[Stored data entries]

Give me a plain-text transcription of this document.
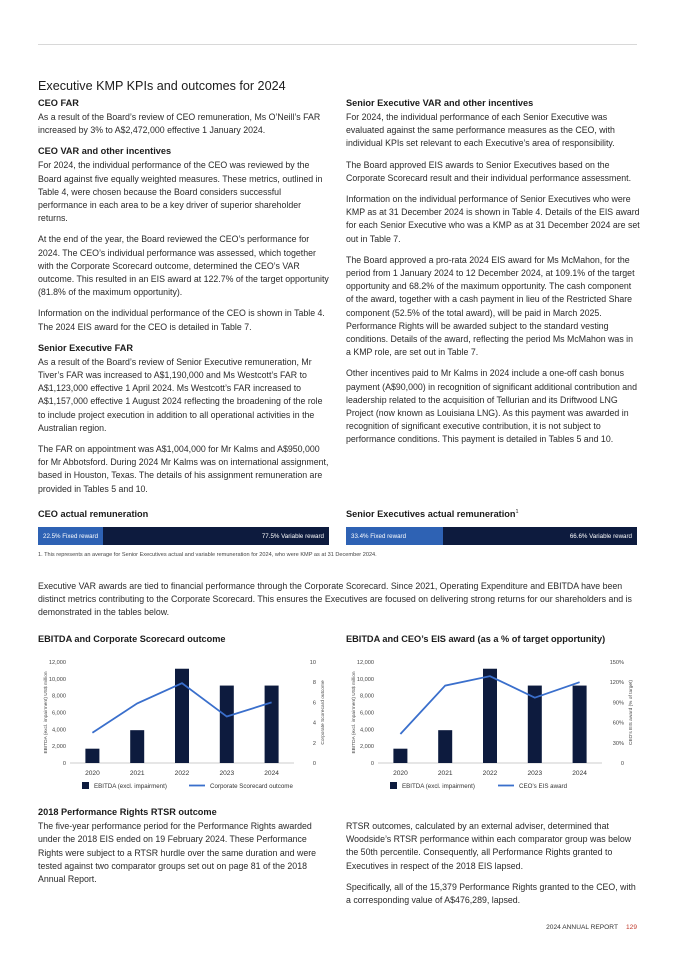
Executive KMP KPIs and outcomes for 2024
CEO FAR

As a result of the Board’s review of CEO remuneration, Ms O’Neill’s FAR increased by 3% to A$2,472,000 effective 1 January 2024.

CEO VAR and other incentives

For 2024, the individual performance of the CEO was reviewed by the Board against five equally weighted measures. These metrics, outlined in Table 4, were chosen because the Board considers successful performance in each area to be a key driver of superior shareholder returns.

At the end of the year, the Board reviewed the CEO’s performance for 2024. The CEO’s individual performance was assessed, which together with the Corporate Scorecard outcome, determined the CEO’s VAR outcome. This resulted in an EIS award at 122.7% of the target opportunity (81.8% of the maximum opportunity).

Information on the individual performance of the CEO is shown in Table 4. The 2024 EIS award for the CEO is detailed in Table 7.

Senior Executive FAR

As a result of the Board’s review of Senior Executive remuneration, Mr Tiver’s FAR was increased to A$1,190,000 and Ms Westcott’s FAR to A$1,123,000 effective 1 April 2024. Ms Westcott’s FAR increased to A$1,157,000 effective 1 August 2024 reflecting the broadening of the role to include project execution in addition to all operational activities in the Australian region.

The FAR on appointment was A$1,004,000 for Mr Kalms and A$950,000 for Mr Abbotsford. During 2024 Mr Kalms was on international assignment, based in Houston, Texas. The details of his assignment remuneration are provided in Tables 5 and 10.

Senior Executive VAR and other incentives

For 2024, the individual performance of each Senior Executive was evaluated against the same performance measures as the CEO, with individual KPIs set relevant to each Executive’s area of responsibility.

The Board approved EIS awards to Senior Executives based on the Corporate Scorecard result and their individual performance assessment.

Information on the individual performance of Senior Executives who were KMP as at 31 December 2024 is shown in Table 4. Details of the EIS award for each Senior Executive who was a KMP as at 31 December 2024 are set out in Table 7.

The Board approved a pro-rata 2024 EIS award for Ms McMahon, for the period from 1 January 2024 to 12 December 2024, at 109.1% of the target opportunity and 68.2% of the maximum opportunity. The cash component of the award, together with a cash payment in lieu of the Restricted Share component (52.5% of the total award), will be paid in March 2025. Performance Rights will be awarded subject to the standard vesting conditions. Details of the award, reflecting the period Ms McMahon was in a KMP role, are set out in Table 7.

Other incentives paid to Mr Kalms in 2024 include a one-off cash bonus payment (A$90,000) in recognition of significant additional contribution and leadership related to the acquisition of Tellurian and its Driftwood LNG Project (now known as Louisiana LNG). As this payment was awarded in recognition of significant executive contribution, it is not subject to performance conditions. This payment is detailed in Tables 5 and 10.

CEO actual remuneration
22.5% Fixed reward	77.5% Variable reward
Senior Executives actual remuneration$^1$
33.4% Fixed reward	66.6% Variable reward
1. This represents an average for Senior Executives actual and variable remuneration for 2024, who were KMP as at 31 December 2024.
Executive VAR awards are tied to financial performance through the Corporate Scorecard. Since 2021, Operating Expenditure and EBITDA have been distinct metrics contributing to the Corporate Scorecard. This ensures the Executives are focused on delivering strong returns for our shareholders and is demonstrated in the tables below.
EBITDA and Corporate Scorecard outcome	EBITDA and CEO’s EIS award (as a % of target opportunity)
0
2,000
4,000
6,000
8,000
10,000
12,000
0
2
4
6
8
10
EBITDA (excl. impairment) US$ million	Corporate Scorecard outcome
2020	2021	2022	2023	2024
EBITDA (excl. impairment)	Corporate Scorecard outcome
0
2,000
4,000
6,000
8,000
10,000
12,000
0
30%
60%
90%
120%
150%
EBITDA (excl. impairment) US$ million	CEO’s EIS award (% of target)
2020	2021	2022	2023	2024
EBITDA (excl. impairment)	CEO’s EIS award
2018 Performance Rights RTSR outcome

The five-year performance period for the Performance Rights awarded under the 2018 EIS ended on 19 February 2024. These Performance Rights were subject to a RTSR hurdle over the same duration and were tested against two comparator groups set out on page 81 of the 2018 Annual Report.

RTSR outcomes, calculated by an external adviser, determined that Woodside’s RTSR performance within each comparator group was below the 50th percentile. Consequently, all Performance Rights granted to Executives in respect of the 2018 EIS lapsed.

Specifically, all of the 15,379 Performance Rights granted to the CEO, with a corresponding value of A$476,289, lapsed.

2024 ANNUAL REPORT 129
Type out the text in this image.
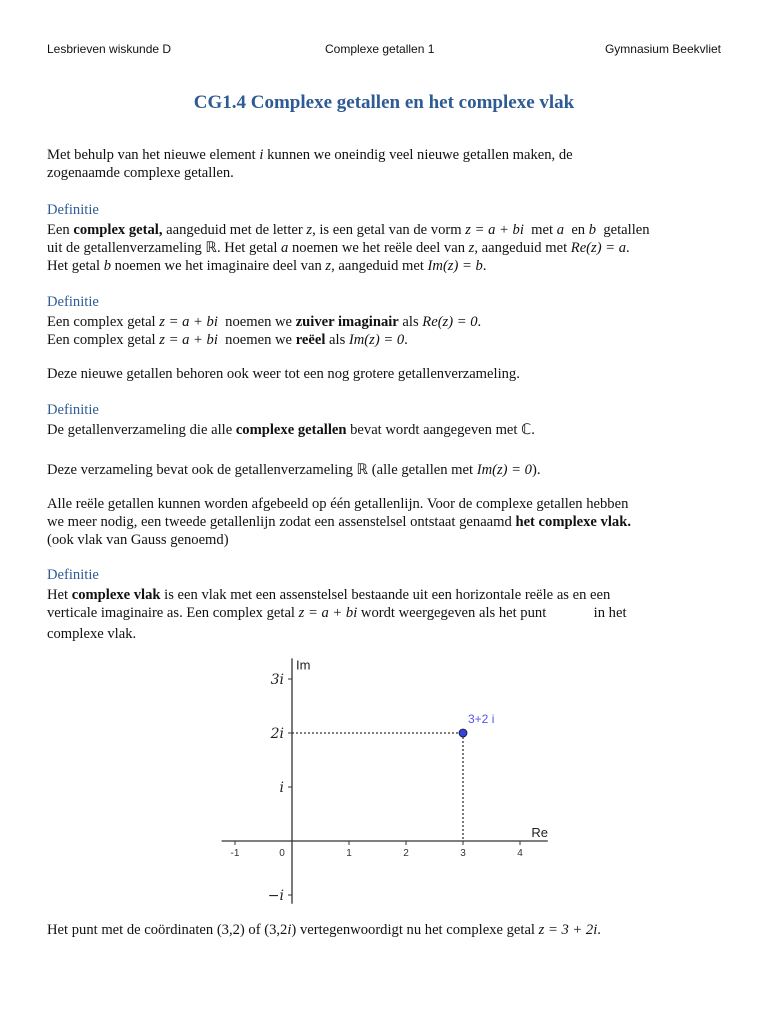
Lesbrieven wiskunde D	Complexe getallen 1	Gymnasium Beekvliet
CG1.4 Complexe getallen en het complexe vlak
Met behulp van het nieuwe element i kunnen we oneindig veel nieuwe getallen maken, de
zogenaamde complexe getallen.
Definitie
Een complex getal, aangeduid met de letter z, is een getal van de vorm z = a + bi  met a  en b  getallen
uit de getallenverzameling ℝ. Het getal a noemen we het reële deel van z, aangeduid met Re(z) = a.
Het getal b noemen we het imaginaire deel van z, aangeduid met Im(z) = b.
Definitie
Een complex getal z = a + bi  noemen we zuiver imaginair als Re(z) = 0.
Een complex getal z = a + bi  noemen we reëel als Im(z) = 0.
Deze nieuwe getallen behoren ook weer tot een nog grotere getallenverzameling.
Definitie
De getallenverzameling die alle complexe getallen bevat wordt aangegeven met ℂ.
Deze verzameling bevat ook de getallenverzameling ℝ (alle getallen met Im(z) = 0).
Alle reële getallen kunnen worden afgebeeld op één getallenlijn. Voor de complexe getallen hebben
we meer nodig, een tweede getallenlijn zodat een assenstelsel ontstaat genaamd het complexe vlak.
(ook vlak van Gauss genoemd)
Definitie
Het complexe vlak is een vlak met een assenstelsel bestaande uit een horizontale reële as en een
verticale imaginaire as. Een complex getal z = a + bi wordt weergegeven als het punt             in het
complexe vlak.
Het punt met de coördinaten (3,2) of (3,2i) vertegenwoordigt nu het complexe getal z = 3 + 2i.
-1	0	1	2	3	4
3i
2i
i
−i
Im
Re
3+2 i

#### Job
Each entry above should be reproduced exactly, with the pictures removed.

#### Output for this exercise
Give me a plain-text transcription of this document.
Executive KMP KPIs and outcomes for 2024
CEO FAR

As a result of the Board’s review of CEO remuneration, Ms O’Neill’s FAR increased by 3% to A$2,472,000 effective 1 January 2024.

CEO VAR and other incentives

For 2024, the individual performance of the CEO was reviewed by the Board against five equally weighted measures. These metrics, outlined in Table 4, were chosen because the Board considers successful performance in each area to be a key driver of superior shareholder returns.

At the end of the year, the Board reviewed the CEO’s performance for 2024. The CEO’s individual performance was assessed, which together with the Corporate Scorecard outcome, determined the CEO’s VAR outcome. This resulted in an EIS award at 122.7% of the target opportunity (81.8% of the maximum opportunity).

Information on the individual performance of the CEO is shown in Table 4. The 2024 EIS award for the CEO is detailed in Table 7.

Senior Executive FAR

As a result of the Board’s review of Senior Executive remuneration, Mr Tiver’s FAR was increased to A$1,190,000 and Ms Westcott’s FAR to A$1,123,000 effective 1 April 2024. Ms Westcott’s FAR increased to A$1,157,000 effective 1 August 2024 reflecting the broadening of the role to include project execution in addition to all operational activities in the Australian region.

The FAR on appointment was A$1,004,000 for Mr Kalms and A$950,000 for Mr Abbotsford. During 2024 Mr Kalms was on international assignment, based in Houston, Texas. The details of his assignment remuneration are provided in Tables 5 and 10.

Senior Executive VAR and other incentives

For 2024, the individual performance of each Senior Executive was evaluated against the same performance measures as the CEO, with individual KPIs set relevant to each Executive’s area of responsibility.

The Board approved EIS awards to Senior Executives based on the Corporate Scorecard result and their individual performance assessment.

Information on the individual performance of Senior Executives who were KMP as at 31 December 2024 is shown in Table 4. Details of the EIS award for each Senior Executive who was a KMP as at 31 December 2024 are set out in Table 7.

The Board approved a pro-rata 2024 EIS award for Ms McMahon, for the period from 1 January 2024 to 12 December 2024, at 109.1% of the target opportunity and 68.2% of the maximum opportunity. The cash component of the award, together with a cash payment in lieu of the Restricted Share component (52.5% of the total award), will be paid in March 2025. Performance Rights will be awarded subject to the standard vesting conditions. Details of the award, reflecting the period Ms McMahon was in a KMP role, are set out in Table 7.

Other incentives paid to Mr Kalms in 2024 include a one-off cash bonus payment (A$90,000) in recognition of significant additional contribution and leadership related to the acquisition of Tellurian and its Driftwood LNG Project (now known as Louisiana LNG). As this payment was awarded in recognition of significant executive contribution, it is not subject to performance conditions. This payment is detailed in Tables 5 and 10.

CEO actual remuneration
22.5% Fixed reward	77.5% Variable reward
Senior Executives actual remuneration$^1$
33.4% Fixed reward	66.6% Variable reward
1. This represents an average for Senior Executives actual and variable remuneration for 2024, who were KMP as at 31 December 2024.
Executive VAR awards are tied to financial performance through the Corporate Scorecard. Since 2021, Operating Expenditure and EBITDA have been distinct metrics contributing to the Corporate Scorecard. This ensures the Executives are focused on delivering strong returns for our shareholders and is demonstrated in the tables below.
EBITDA and Corporate Scorecard outcome	EBITDA and CEO’s EIS award (as a % of target opportunity)
0
2,000
4,000
6,000
8,000
10,000
12,000
0
2
4
6
8
10
EBITDA (excl. impairment) US$ million	Corporate Scorecard outcome
2020	2021	2022	2023	2024
EBITDA (excl. impairment)	Corporate Scorecard outcome
0
2,000
4,000
6,000
8,000
10,000
12,000
0
30%
60%
90%
120%
150%
EBITDA (excl. impairment) US$ million	CEO’s EIS award (% of target)
2020	2021	2022	2023	2024
EBITDA (excl. impairment)	CEO’s EIS award
2018 Performance Rights RTSR outcome

The five-year performance period for the Performance Rights awarded under the 2018 EIS ended on 19 February 2024. These Performance Rights were subject to a RTSR hurdle over the same duration and were tested against two comparator groups set out on page 81 of the 2018 Annual Report.

RTSR outcomes, calculated by an external adviser, determined that Woodside’s RTSR performance within each comparator group was below the 50th percentile. Consequently, all Performance Rights granted to Executives in respect of the 2018 EIS lapsed.

Specifically, all of the 15,379 Performance Rights granted to the CEO, with a corresponding value of A$476,289, lapsed.

2024 ANNUAL REPORT 129
Type out the text in this image.
Lesbrieven wiskunde D	Complexe getallen 1	Gymnasium Beekvliet
CG1.4 Complexe getallen en het complexe vlak
Met behulp van het nieuwe element i kunnen we oneindig veel nieuwe getallen maken, de
zogenaamde complexe getallen.
Definitie
Een complex getal, aangeduid met de letter z, is een getal van de vorm z = a + bi  met a  en b  getallen
uit de getallenverzameling ℝ. Het getal a noemen we het reële deel van z, aangeduid met Re(z) = a.
Het getal b noemen we het imaginaire deel van z, aangeduid met Im(z) = b.
Definitie
Een complex getal z = a + bi  noemen we zuiver imaginair als Re(z) = 0.
Een complex getal z = a + bi  noemen we reëel als Im(z) = 0.
Deze nieuwe getallen behoren ook weer tot een nog grotere getallenverzameling.
Definitie
De getallenverzameling die alle complexe getallen bevat wordt aangegeven met ℂ.
Deze verzameling bevat ook de getallenverzameling ℝ (alle getallen met Im(z) = 0).
Alle reële getallen kunnen worden afgebeeld op één getallenlijn. Voor de complexe getallen hebben
we meer nodig, een tweede getallenlijn zodat een assenstelsel ontstaat genaamd het complexe vlak.
(ook vlak van Gauss genoemd)
Definitie
Het complexe vlak is een vlak met een assenstelsel bestaande uit een horizontale reële as en een
verticale imaginaire as. Een complex getal z = a + bi wordt weergegeven als het punt             in het
complexe vlak.
Het punt met de coördinaten (3,2) of (3,2i) vertegenwoordigt nu het complexe getal z = 3 + 2i.
-1	0	1	2	3	4
3i
2i
i
−i
Im
Re
3+2 i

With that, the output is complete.